= YOUR GOAL =
Return the number of lines holding "text", with nothing added.

= Data records =
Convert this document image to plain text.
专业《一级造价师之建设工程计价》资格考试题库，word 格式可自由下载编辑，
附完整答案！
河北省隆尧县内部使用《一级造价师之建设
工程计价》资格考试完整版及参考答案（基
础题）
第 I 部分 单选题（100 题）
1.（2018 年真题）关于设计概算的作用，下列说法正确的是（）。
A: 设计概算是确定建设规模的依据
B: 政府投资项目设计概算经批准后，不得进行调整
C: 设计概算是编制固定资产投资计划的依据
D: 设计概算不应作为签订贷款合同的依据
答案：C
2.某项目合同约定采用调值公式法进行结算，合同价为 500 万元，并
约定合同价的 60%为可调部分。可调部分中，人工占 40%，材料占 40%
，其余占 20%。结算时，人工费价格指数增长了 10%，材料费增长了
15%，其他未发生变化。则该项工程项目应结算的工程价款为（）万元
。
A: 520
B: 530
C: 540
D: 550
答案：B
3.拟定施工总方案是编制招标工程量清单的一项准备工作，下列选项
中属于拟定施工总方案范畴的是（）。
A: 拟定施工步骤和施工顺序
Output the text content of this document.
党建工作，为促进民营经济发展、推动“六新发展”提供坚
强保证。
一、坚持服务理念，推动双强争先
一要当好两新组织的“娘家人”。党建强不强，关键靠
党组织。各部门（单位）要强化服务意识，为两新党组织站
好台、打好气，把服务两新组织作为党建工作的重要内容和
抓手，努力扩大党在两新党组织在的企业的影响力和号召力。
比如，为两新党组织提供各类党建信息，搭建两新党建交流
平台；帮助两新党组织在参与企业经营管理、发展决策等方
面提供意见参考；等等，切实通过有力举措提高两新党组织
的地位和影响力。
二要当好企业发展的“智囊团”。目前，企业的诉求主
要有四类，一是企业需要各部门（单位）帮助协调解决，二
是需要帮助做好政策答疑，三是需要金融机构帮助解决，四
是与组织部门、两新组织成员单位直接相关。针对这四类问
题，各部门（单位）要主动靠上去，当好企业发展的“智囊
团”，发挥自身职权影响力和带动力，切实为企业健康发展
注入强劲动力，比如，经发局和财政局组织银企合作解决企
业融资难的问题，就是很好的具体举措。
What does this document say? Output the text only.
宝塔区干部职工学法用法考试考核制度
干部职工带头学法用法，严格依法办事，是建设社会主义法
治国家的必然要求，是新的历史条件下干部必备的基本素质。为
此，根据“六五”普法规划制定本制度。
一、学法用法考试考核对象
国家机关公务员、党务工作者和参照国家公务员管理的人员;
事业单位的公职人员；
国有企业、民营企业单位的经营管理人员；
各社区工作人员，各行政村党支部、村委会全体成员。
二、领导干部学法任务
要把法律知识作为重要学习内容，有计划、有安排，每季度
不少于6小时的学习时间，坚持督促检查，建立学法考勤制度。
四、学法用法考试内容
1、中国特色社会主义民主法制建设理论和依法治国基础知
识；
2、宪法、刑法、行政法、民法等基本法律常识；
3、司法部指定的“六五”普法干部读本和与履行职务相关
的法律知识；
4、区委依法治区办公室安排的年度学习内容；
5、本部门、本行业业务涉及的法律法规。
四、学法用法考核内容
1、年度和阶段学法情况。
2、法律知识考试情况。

= SOLUTION BELOW =
3